• _Goals_:
1. According to the review, in what year was Bram Stoker's Gothic horror novel published?
2. Decide whether each statement agrees with the review, answering yes or no and quoting the words that settle it: (a) Abbott and Costello Meet Frankenstein was a 1948 comedy by Charles Barton. (b) Dracula and the Creature were introduced to film audiences in the same film. (c) Tickets cost between $82 and $127.
3. Transcribe the passage of the review starting with "DRACULA / FRANKENSTEIN" and going on through "through March 15.".

• _Text_:
Tag Archives: Matthew Saldivar

DRACULA / FRANKENSTEIN

(photo by Joan Marcus)

Kate Hamill wrote and stars in gender-flipping Dracula at Classic Stage, playing Renfield (photo by Joan Marcus)

Classic Stage Company, Lynn F. Angelson Theater
136 East 13th St. between Third & Fourth Aves.
Tuesday – Sunday through March 15, $82-$127
classicstage.org

In 1971, Al Adamson’s Dracula vs. Frankenstein movie pit the Transylvanian count against the lab-created Creature, both introduced to film audiences in 1931 in separate horror films that started long-running franchises. The pair of ghouls, along with the Wolf Man, also appeared together in Charles Barton’s 1948 comedy Abbott and Costello Meet Frankenstein. And now Dracula and Frankenstein’s Monster are not face-to-face but back-to-back in Classic Stage’s creepy double feature, new adaptations of each running in repertory through March 15.

Kate Hamill, whose previous literary adaptations include wonderfully imaginative versions of Little Women, Pride and Prejudice, Sense and Sensibility, and Vanity Fair, has had a helluva lotta fun with Bram Stoker’s 1897 Gothic horror novel. She calls it “a bit of a feminist revenge fantasy, really,” infusing it with a healthy dose of Buffy the Vampire Slayer and a somewhat Marxist view of class struggle while keeping the plot firmly in the bloodline of the original.

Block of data
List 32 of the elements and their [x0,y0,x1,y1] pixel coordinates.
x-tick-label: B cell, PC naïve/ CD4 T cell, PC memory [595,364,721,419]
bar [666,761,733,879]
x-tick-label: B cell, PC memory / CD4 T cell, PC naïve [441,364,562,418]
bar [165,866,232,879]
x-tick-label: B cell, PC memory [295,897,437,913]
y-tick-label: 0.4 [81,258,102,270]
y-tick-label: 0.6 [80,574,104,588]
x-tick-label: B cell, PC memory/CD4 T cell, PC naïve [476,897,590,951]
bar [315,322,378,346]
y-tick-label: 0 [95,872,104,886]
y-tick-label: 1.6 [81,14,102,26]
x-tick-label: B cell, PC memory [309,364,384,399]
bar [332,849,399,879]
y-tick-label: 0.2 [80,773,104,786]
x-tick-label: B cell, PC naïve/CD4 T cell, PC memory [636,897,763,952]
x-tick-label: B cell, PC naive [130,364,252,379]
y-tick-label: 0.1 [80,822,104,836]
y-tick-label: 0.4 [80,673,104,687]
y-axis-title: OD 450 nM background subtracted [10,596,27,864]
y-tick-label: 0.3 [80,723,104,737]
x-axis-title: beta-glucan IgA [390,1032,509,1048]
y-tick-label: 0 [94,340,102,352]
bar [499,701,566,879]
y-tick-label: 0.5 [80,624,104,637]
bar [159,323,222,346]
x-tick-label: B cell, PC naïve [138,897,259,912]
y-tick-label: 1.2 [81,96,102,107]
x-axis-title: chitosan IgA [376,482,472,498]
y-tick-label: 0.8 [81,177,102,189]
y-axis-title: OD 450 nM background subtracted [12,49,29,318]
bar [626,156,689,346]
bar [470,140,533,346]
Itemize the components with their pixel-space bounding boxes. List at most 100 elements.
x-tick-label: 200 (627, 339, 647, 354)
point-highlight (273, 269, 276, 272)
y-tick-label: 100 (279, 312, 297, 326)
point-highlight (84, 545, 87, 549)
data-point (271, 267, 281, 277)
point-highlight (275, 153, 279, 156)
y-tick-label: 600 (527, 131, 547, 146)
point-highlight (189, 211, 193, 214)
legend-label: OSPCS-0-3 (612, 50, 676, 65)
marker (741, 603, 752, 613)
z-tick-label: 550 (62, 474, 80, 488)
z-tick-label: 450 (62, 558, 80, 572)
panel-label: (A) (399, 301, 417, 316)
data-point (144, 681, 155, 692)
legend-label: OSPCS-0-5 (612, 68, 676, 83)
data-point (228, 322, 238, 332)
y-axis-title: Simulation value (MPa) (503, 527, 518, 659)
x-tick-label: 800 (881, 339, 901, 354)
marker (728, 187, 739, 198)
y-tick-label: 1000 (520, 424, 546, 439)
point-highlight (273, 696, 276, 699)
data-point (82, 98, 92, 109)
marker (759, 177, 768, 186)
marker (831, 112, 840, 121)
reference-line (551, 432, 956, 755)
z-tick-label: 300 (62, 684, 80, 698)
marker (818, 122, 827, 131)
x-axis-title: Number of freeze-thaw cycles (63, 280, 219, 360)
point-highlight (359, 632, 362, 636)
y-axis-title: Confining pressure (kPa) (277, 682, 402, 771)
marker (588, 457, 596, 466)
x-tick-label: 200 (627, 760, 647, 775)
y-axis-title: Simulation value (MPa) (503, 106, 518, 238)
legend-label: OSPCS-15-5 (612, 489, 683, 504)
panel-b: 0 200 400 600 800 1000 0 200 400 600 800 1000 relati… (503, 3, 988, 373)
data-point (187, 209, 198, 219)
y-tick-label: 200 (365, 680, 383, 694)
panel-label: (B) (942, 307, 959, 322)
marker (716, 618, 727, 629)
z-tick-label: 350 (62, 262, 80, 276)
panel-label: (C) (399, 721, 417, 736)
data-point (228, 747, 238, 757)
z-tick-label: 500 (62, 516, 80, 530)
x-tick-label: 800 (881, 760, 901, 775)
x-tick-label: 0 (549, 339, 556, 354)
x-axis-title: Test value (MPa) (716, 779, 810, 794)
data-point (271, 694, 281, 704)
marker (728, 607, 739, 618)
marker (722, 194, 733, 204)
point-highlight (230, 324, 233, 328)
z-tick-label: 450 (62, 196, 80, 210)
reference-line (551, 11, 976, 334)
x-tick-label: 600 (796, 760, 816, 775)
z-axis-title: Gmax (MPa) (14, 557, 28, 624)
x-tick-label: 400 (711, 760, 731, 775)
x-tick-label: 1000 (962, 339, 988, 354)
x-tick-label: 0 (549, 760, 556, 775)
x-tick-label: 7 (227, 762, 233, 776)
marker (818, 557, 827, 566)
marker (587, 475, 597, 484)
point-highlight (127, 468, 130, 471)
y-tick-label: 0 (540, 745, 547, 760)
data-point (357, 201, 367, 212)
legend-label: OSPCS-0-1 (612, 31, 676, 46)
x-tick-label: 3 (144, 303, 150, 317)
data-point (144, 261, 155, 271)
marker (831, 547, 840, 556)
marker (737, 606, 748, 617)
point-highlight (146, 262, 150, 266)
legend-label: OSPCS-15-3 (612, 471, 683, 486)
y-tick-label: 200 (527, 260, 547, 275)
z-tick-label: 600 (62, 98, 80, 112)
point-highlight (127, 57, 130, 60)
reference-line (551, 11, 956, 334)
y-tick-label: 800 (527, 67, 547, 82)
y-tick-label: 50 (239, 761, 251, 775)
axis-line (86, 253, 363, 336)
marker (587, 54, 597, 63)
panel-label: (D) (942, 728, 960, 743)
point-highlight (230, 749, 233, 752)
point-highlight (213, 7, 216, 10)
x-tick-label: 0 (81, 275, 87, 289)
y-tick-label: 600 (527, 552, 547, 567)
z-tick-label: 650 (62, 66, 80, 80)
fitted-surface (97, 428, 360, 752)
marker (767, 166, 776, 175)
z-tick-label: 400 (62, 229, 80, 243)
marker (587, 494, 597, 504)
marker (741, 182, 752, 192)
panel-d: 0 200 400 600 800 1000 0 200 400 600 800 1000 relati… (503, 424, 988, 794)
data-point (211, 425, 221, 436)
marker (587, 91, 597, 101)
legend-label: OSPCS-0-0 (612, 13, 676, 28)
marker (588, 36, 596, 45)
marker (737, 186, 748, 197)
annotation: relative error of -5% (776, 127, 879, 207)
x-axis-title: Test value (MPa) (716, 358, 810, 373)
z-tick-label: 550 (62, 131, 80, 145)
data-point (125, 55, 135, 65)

• _Answers to the exercise_:
1. 1897

2.
(a) Yes: "Charles Barton’s 1948 comedy Abbott and Costello Meet Frankenstein"
(b) No: "both introduced to film audiences in 1931 in separate horror films"
(c) Yes: "$82-$127"

3.
DRACULA / FRANKENSTEIN

(photo by Joan Marcus)

Kate Hamill wrote and stars in gender-flipping Dracula at Classic Stage, playing Renfield (photo by Joan Marcus)

Classic Stage Company, Lynn F. Angelson Theater
136 East 13th St. between Third & Fourth Aves.
Tuesday – Sunday through March 15, $82-$127
classicstage.org

In 1971, Al Adamson’s Dracula vs. Frankenstein movie pit the Transylvanian count against the lab-created Creature, both introduced to film audiences in 1931 in separate horror films that started long-running franchises. The pair of ghouls, along with the Wolf Man, also appeared together in Charles Barton’s 1948 comedy Abbott and Costello Meet Frankenstein. And now Dracula and Frankenstein’s Monster are not face-to-face but back-to-back in Classic Stage’s creepy double feature, new adaptations of each running in repertory through March 15.